▶ **Task instructions**
Present every line in which the string "bold" appears.
--- BEGIN ---
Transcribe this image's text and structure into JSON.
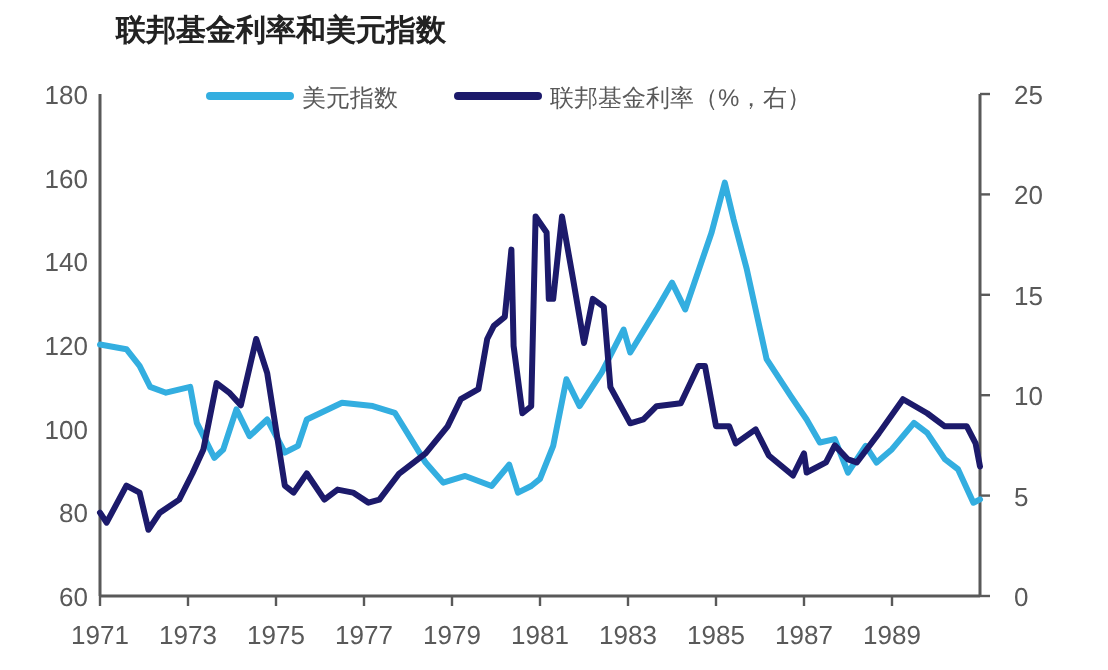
{
  "chart_data": {
    "type": "line",
    "title": "联邦基金利率和美元指数",
    "legend": "top",
    "grid": false,
    "xlim": [
      1971,
      1991
    ],
    "xticks": [
      1971,
      1973,
      1975,
      1977,
      1979,
      1981,
      1983,
      1985,
      1987,
      1989
    ],
    "ylim": [
      60,
      180
    ],
    "yticks": [
      60,
      80,
      100,
      120,
      140,
      160,
      180
    ],
    "y2lim": [
      0,
      25
    ],
    "y2ticks": [
      0,
      5,
      10,
      15,
      20,
      25
    ],
    "series": [
      {
        "name": "美元指数",
        "color": "#33aee0",
        "x": [
          1971.0,
          1971.6,
          1971.9,
          1972.14,
          1972.5,
          1973.05,
          1973.2,
          1973.6,
          1973.8,
          1974.1,
          1974.4,
          1974.8,
          1975.2,
          1975.5,
          1975.7,
          1976.5,
          1977.2,
          1977.7,
          1978.4,
          1978.8,
          1979.3,
          1979.9,
          1980.3,
          1980.5,
          1980.8,
          1981.0,
          1981.3,
          1981.6,
          1981.9,
          1982.4,
          1982.9,
          1983.05,
          1983.65,
          1984.0,
          1984.3,
          1984.9,
          1985.2,
          1985.4,
          1985.7,
          1986.15,
          1986.7,
          1987.06,
          1987.36,
          1987.7,
          1988.0,
          1988.4,
          1988.65,
          1989.0,
          1989.5,
          1989.8,
          1990.2,
          1990.5,
          1990.85,
          1991.0
        ],
        "values": [
          120.1,
          119,
          115,
          110,
          108.6,
          110,
          101.4,
          93,
          95,
          104.6,
          98.2,
          102.2,
          94.3,
          95.9,
          102.2,
          106.2,
          105.4,
          103.8,
          91.9,
          87.1,
          88.7,
          86.3,
          91.4,
          84.7,
          86.3,
          88,
          95.9,
          111.8,
          105.4,
          113.4,
          123.7,
          118.2,
          128.5,
          134.9,
          128.5,
          146.9,
          158.8,
          150,
          138.1,
          116.6,
          107.8,
          102.2,
          96.7,
          97.5,
          89.5,
          95.9,
          91.9,
          95.1,
          101.4,
          99,
          92.7,
          90.3,
          82.3,
          83.1
        ]
      },
      {
        "name": "联邦基金利率（%，右）",
        "color": "#1c1a6b",
        "axis": "y2",
        "x": [
          1971.0,
          1971.15,
          1971.6,
          1971.9,
          1972.1,
          1972.36,
          1972.8,
          1973.1,
          1973.35,
          1973.65,
          1973.95,
          1974.2,
          1974.55,
          1974.8,
          1975.2,
          1975.4,
          1975.7,
          1976.1,
          1976.4,
          1976.75,
          1977.1,
          1977.35,
          1977.8,
          1978.4,
          1978.9,
          1979.2,
          1979.6,
          1979.8,
          1979.95,
          1980.2,
          1980.35,
          1980.4,
          1980.6,
          1980.8,
          1980.9,
          1981.15,
          1981.2,
          1981.3,
          1981.5,
          1981.75,
          1982.0,
          1982.2,
          1982.45,
          1982.6,
          1983.05,
          1983.35,
          1983.65,
          1984.2,
          1984.6,
          1984.75,
          1985.0,
          1985.3,
          1985.45,
          1985.9,
          1986.2,
          1986.75,
          1987.0,
          1987.06,
          1987.5,
          1987.7,
          1988.0,
          1988.2,
          1988.7,
          1989.25,
          1989.8,
          1990.2,
          1990.7,
          1990.9,
          1991.0
        ],
        "values": [
          4.15,
          3.65,
          5.5,
          5.15,
          3.3,
          4.15,
          4.8,
          6.1,
          7.3,
          10.6,
          10.1,
          9.5,
          12.8,
          11.1,
          5.5,
          5.15,
          6.1,
          4.8,
          5.3,
          5.15,
          4.65,
          4.8,
          6.1,
          7.1,
          8.45,
          9.8,
          10.3,
          12.8,
          13.45,
          13.9,
          17.25,
          12.45,
          9.1,
          9.45,
          18.9,
          18.1,
          14.8,
          14.8,
          18.9,
          15.8,
          12.6,
          14.8,
          14.4,
          10.4,
          8.6,
          8.8,
          9.45,
          9.6,
          11.45,
          11.45,
          8.45,
          8.45,
          7.6,
          8.3,
          7.0,
          6.0,
          7.1,
          6.15,
          6.65,
          7.5,
          6.8,
          6.65,
          8.1,
          9.8,
          9.1,
          8.45,
          8.45,
          7.6,
          6.45
        ]
      }
    ]
  }
}
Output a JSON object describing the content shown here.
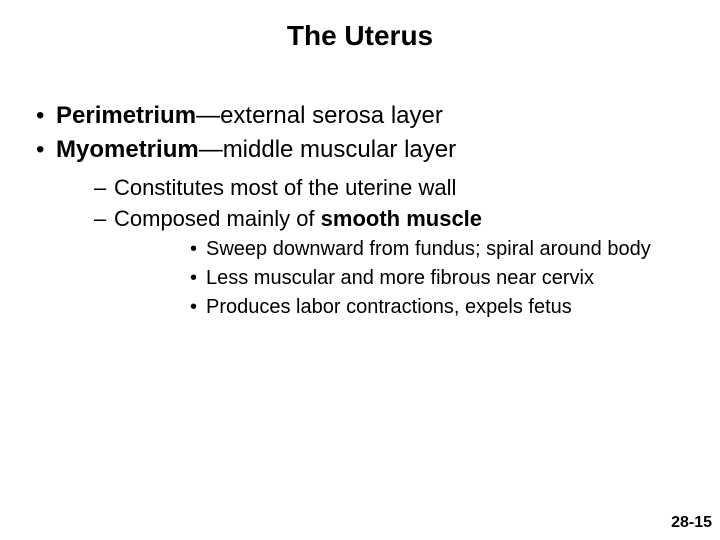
{
  "title": "The Uterus",
  "title_fontsize": 28,
  "bullets": {
    "level1": [
      {
        "bold": "Perimetrium",
        "rest": "—external serosa layer"
      },
      {
        "bold": "Myometrium",
        "rest": "—middle muscular layer"
      }
    ],
    "level1_fontsize": 24,
    "level2": [
      {
        "text": "Constitutes most of the uterine wall"
      },
      {
        "pre": "Composed mainly of ",
        "bold": "smooth muscle"
      }
    ],
    "level2_fontsize": 22,
    "level3": [
      "Sweep downward from fundus; spiral around body",
      "Less muscular and more fibrous near cervix",
      "Produces labor contractions, expels fetus"
    ],
    "level3_fontsize": 20
  },
  "page_number": "28-15",
  "page_number_fontsize": 16,
  "colors": {
    "background": "#ffffff",
    "text": "#000000"
  }
}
--- END ---
▶ **Output of the task**
        "bold": "Perimetrium",
        "bold": "Myometrium",
        "bold": "smooth muscle"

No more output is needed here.